Exercise:
Where does the string "xlabel" appear in the records? Copy every line that contains it.

Stored rows:
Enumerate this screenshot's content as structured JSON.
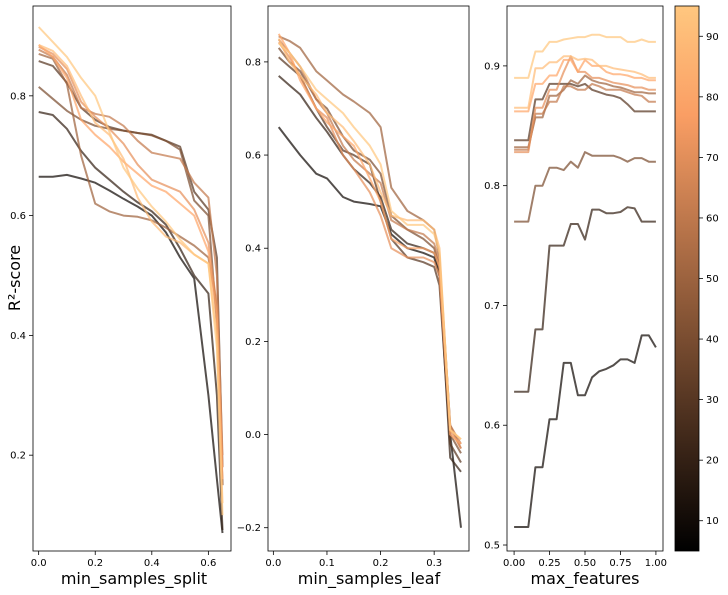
{
  "figure": {
    "ylabel": "R²-score"
  },
  "colorbar": {
    "colormap": "copper",
    "range": [
      5,
      95
    ],
    "ticks": [
      10,
      20,
      30,
      40,
      50,
      60,
      70,
      80,
      90
    ]
  },
  "chart_data": [
    {
      "type": "line",
      "xlabel": "min_samples_split",
      "ylabel": "R²-score",
      "xlim": [
        -0.02,
        0.68
      ],
      "ylim": [
        0.04,
        0.95
      ],
      "xticks": [
        0.0,
        0.2,
        0.4,
        0.6
      ],
      "yticks": [
        0.2,
        0.4,
        0.6,
        0.8
      ],
      "x": [
        0.0,
        0.05,
        0.1,
        0.15,
        0.2,
        0.25,
        0.3,
        0.35,
        0.4,
        0.45,
        0.5,
        0.55,
        0.6,
        0.63,
        0.65
      ],
      "series": [
        {
          "color_value": 10,
          "values": [
            0.665,
            0.665,
            0.668,
            0.662,
            0.655,
            0.642,
            0.628,
            0.615,
            0.6,
            0.572,
            0.53,
            0.495,
            0.3,
            0.16,
            0.07
          ]
        },
        {
          "color_value": 20,
          "values": [
            0.773,
            0.768,
            0.745,
            0.708,
            0.68,
            0.66,
            0.64,
            0.622,
            0.607,
            0.585,
            0.545,
            0.5,
            0.47,
            0.3,
            0.075
          ]
        },
        {
          "color_value": 30,
          "values": [
            0.858,
            0.85,
            0.822,
            0.78,
            0.76,
            0.748,
            0.742,
            0.738,
            0.735,
            0.725,
            0.715,
            0.64,
            0.61,
            0.53,
            0.18
          ]
        },
        {
          "color_value": 40,
          "values": [
            0.815,
            0.795,
            0.775,
            0.76,
            0.75,
            0.745,
            0.742,
            0.738,
            0.734,
            0.725,
            0.71,
            0.625,
            0.6,
            0.42,
            0.15
          ]
        },
        {
          "color_value": 50,
          "values": [
            0.87,
            0.862,
            0.82,
            0.7,
            0.62,
            0.607,
            0.6,
            0.598,
            0.592,
            0.58,
            0.565,
            0.55,
            0.53,
            0.45,
            0.15
          ]
        },
        {
          "color_value": 60,
          "values": [
            0.877,
            0.865,
            0.835,
            0.78,
            0.77,
            0.765,
            0.75,
            0.725,
            0.705,
            0.7,
            0.695,
            0.655,
            0.63,
            0.5,
            0.2
          ]
        },
        {
          "color_value": 70,
          "values": [
            0.882,
            0.87,
            0.845,
            0.79,
            0.765,
            0.745,
            0.72,
            0.685,
            0.66,
            0.65,
            0.64,
            0.61,
            0.555,
            0.45,
            0.18
          ]
        },
        {
          "color_value": 80,
          "values": [
            0.885,
            0.865,
            0.83,
            0.76,
            0.735,
            0.715,
            0.69,
            0.67,
            0.65,
            0.64,
            0.62,
            0.6,
            0.54,
            0.43,
            0.16
          ]
        },
        {
          "color_value": 90,
          "values": [
            0.885,
            0.875,
            0.85,
            0.8,
            0.755,
            0.735,
            0.695,
            0.63,
            0.59,
            0.565,
            0.555,
            0.535,
            0.52,
            0.4,
            0.12
          ]
        },
        {
          "color_value": 95,
          "values": [
            0.915,
            0.89,
            0.865,
            0.83,
            0.8,
            0.74,
            0.68,
            0.645,
            0.615,
            0.59,
            0.56,
            0.535,
            0.52,
            0.38,
            0.1
          ]
        }
      ]
    },
    {
      "type": "line",
      "xlabel": "min_samples_leaf",
      "ylabel": "",
      "xlim": [
        -0.01,
        0.365
      ],
      "ylim": [
        -0.25,
        0.92
      ],
      "xticks": [
        0.0,
        0.1,
        0.2,
        0.3
      ],
      "yticks": [
        -0.2,
        0.0,
        0.2,
        0.4,
        0.6,
        0.8
      ],
      "x": [
        0.01,
        0.03,
        0.05,
        0.08,
        0.1,
        0.13,
        0.15,
        0.18,
        0.2,
        0.22,
        0.25,
        0.28,
        0.3,
        0.31,
        0.33,
        0.35
      ],
      "series": [
        {
          "color_value": 10,
          "values": [
            0.66,
            0.63,
            0.6,
            0.56,
            0.55,
            0.51,
            0.5,
            0.495,
            0.49,
            0.43,
            0.4,
            0.39,
            0.38,
            0.34,
            0.0,
            -0.2
          ]
        },
        {
          "color_value": 20,
          "values": [
            0.77,
            0.75,
            0.73,
            0.68,
            0.65,
            0.6,
            0.57,
            0.54,
            0.51,
            0.44,
            0.41,
            0.4,
            0.39,
            0.35,
            -0.05,
            -0.08
          ]
        },
        {
          "color_value": 30,
          "values": [
            0.81,
            0.79,
            0.77,
            0.7,
            0.66,
            0.61,
            0.6,
            0.58,
            0.5,
            0.42,
            0.38,
            0.37,
            0.36,
            0.32,
            -0.02,
            -0.06
          ]
        },
        {
          "color_value": 40,
          "values": [
            0.83,
            0.8,
            0.78,
            0.72,
            0.7,
            0.64,
            0.61,
            0.59,
            0.56,
            0.47,
            0.44,
            0.42,
            0.4,
            0.36,
            0.0,
            -0.04
          ]
        },
        {
          "color_value": 50,
          "values": [
            0.855,
            0.845,
            0.83,
            0.78,
            0.76,
            0.73,
            0.715,
            0.69,
            0.66,
            0.53,
            0.48,
            0.46,
            0.44,
            0.38,
            0.02,
            -0.03
          ]
        },
        {
          "color_value": 60,
          "values": [
            0.848,
            0.82,
            0.79,
            0.72,
            0.69,
            0.62,
            0.59,
            0.56,
            0.54,
            0.46,
            0.44,
            0.43,
            0.41,
            0.37,
            0.02,
            -0.02
          ]
        },
        {
          "color_value": 70,
          "values": [
            0.842,
            0.81,
            0.77,
            0.7,
            0.68,
            0.6,
            0.57,
            0.52,
            0.47,
            0.4,
            0.38,
            0.38,
            0.37,
            0.34,
            0.01,
            -0.03
          ]
        },
        {
          "color_value": 80,
          "values": [
            0.86,
            0.82,
            0.76,
            0.7,
            0.67,
            0.64,
            0.62,
            0.55,
            0.5,
            0.42,
            0.4,
            0.4,
            0.39,
            0.36,
            0.0,
            -0.02
          ]
        },
        {
          "color_value": 90,
          "values": [
            0.85,
            0.8,
            0.77,
            0.73,
            0.69,
            0.66,
            0.63,
            0.58,
            0.52,
            0.47,
            0.46,
            0.46,
            0.44,
            0.4,
            0.01,
            -0.01
          ]
        },
        {
          "color_value": 95,
          "values": [
            0.84,
            0.82,
            0.79,
            0.74,
            0.72,
            0.69,
            0.66,
            0.62,
            0.58,
            0.48,
            0.45,
            0.45,
            0.43,
            0.39,
            0.01,
            -0.01
          ]
        }
      ]
    },
    {
      "type": "line",
      "xlabel": "max_features",
      "ylabel": "",
      "xlim": [
        -0.05,
        1.05
      ],
      "ylim": [
        0.495,
        0.95
      ],
      "xticks": [
        0.0,
        0.25,
        0.5,
        0.75,
        1.0
      ],
      "xtick_labels": [
        "0.00",
        "0.25",
        "0.50",
        "0.75",
        "1.00"
      ],
      "yticks": [
        0.5,
        0.6,
        0.7,
        0.8,
        0.9
      ],
      "x": [
        0.0,
        0.05,
        0.1,
        0.15,
        0.2,
        0.25,
        0.3,
        0.35,
        0.4,
        0.45,
        0.5,
        0.55,
        0.6,
        0.65,
        0.7,
        0.75,
        0.8,
        0.85,
        0.9,
        0.95,
        1.0
      ],
      "series": [
        {
          "color_value": 10,
          "values": [
            0.515,
            0.515,
            0.515,
            0.565,
            0.565,
            0.605,
            0.605,
            0.652,
            0.652,
            0.625,
            0.625,
            0.64,
            0.645,
            0.647,
            0.65,
            0.655,
            0.655,
            0.652,
            0.675,
            0.675,
            0.665
          ]
        },
        {
          "color_value": 20,
          "values": [
            0.628,
            0.628,
            0.628,
            0.68,
            0.68,
            0.75,
            0.75,
            0.75,
            0.768,
            0.768,
            0.755,
            0.78,
            0.78,
            0.777,
            0.777,
            0.778,
            0.782,
            0.781,
            0.77,
            0.77,
            0.77
          ]
        },
        {
          "color_value": 30,
          "values": [
            0.838,
            0.838,
            0.838,
            0.872,
            0.872,
            0.885,
            0.885,
            0.885,
            0.885,
            0.883,
            0.885,
            0.88,
            0.878,
            0.876,
            0.875,
            0.873,
            0.868,
            0.862,
            0.862,
            0.862,
            0.862
          ]
        },
        {
          "color_value": 40,
          "values": [
            0.77,
            0.77,
            0.77,
            0.8,
            0.8,
            0.815,
            0.815,
            0.813,
            0.82,
            0.815,
            0.828,
            0.825,
            0.825,
            0.825,
            0.825,
            0.823,
            0.82,
            0.823,
            0.823,
            0.82,
            0.82
          ]
        },
        {
          "color_value": 50,
          "values": [
            0.832,
            0.832,
            0.832,
            0.857,
            0.857,
            0.875,
            0.875,
            0.88,
            0.888,
            0.885,
            0.892,
            0.888,
            0.886,
            0.885,
            0.883,
            0.882,
            0.88,
            0.878,
            0.878,
            0.877,
            0.877
          ]
        },
        {
          "color_value": 60,
          "values": [
            0.83,
            0.83,
            0.83,
            0.86,
            0.86,
            0.87,
            0.87,
            0.883,
            0.883,
            0.88,
            0.88,
            0.885,
            0.883,
            0.88,
            0.88,
            0.88,
            0.878,
            0.876,
            0.875,
            0.87,
            0.87
          ]
        },
        {
          "color_value": 70,
          "values": [
            0.828,
            0.828,
            0.828,
            0.865,
            0.865,
            0.88,
            0.88,
            0.895,
            0.908,
            0.895,
            0.895,
            0.89,
            0.89,
            0.888,
            0.886,
            0.885,
            0.884,
            0.882,
            0.882,
            0.88,
            0.88
          ]
        },
        {
          "color_value": 80,
          "values": [
            0.862,
            0.862,
            0.862,
            0.885,
            0.885,
            0.892,
            0.892,
            0.905,
            0.905,
            0.895,
            0.905,
            0.9,
            0.9,
            0.895,
            0.893,
            0.893,
            0.892,
            0.89,
            0.89,
            0.888,
            0.888
          ]
        },
        {
          "color_value": 90,
          "values": [
            0.865,
            0.865,
            0.865,
            0.898,
            0.898,
            0.903,
            0.903,
            0.908,
            0.908,
            0.905,
            0.906,
            0.905,
            0.9,
            0.9,
            0.898,
            0.897,
            0.896,
            0.895,
            0.893,
            0.89,
            0.89
          ]
        },
        {
          "color_value": 95,
          "values": [
            0.89,
            0.89,
            0.89,
            0.912,
            0.912,
            0.92,
            0.92,
            0.922,
            0.923,
            0.924,
            0.924,
            0.926,
            0.926,
            0.924,
            0.924,
            0.924,
            0.92,
            0.92,
            0.922,
            0.92,
            0.92
          ]
        }
      ]
    }
  ]
}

The result:
      "xlabel": "min_samples_split",
      "xlabel": "min_samples_leaf",
      "xlabel": "max_features",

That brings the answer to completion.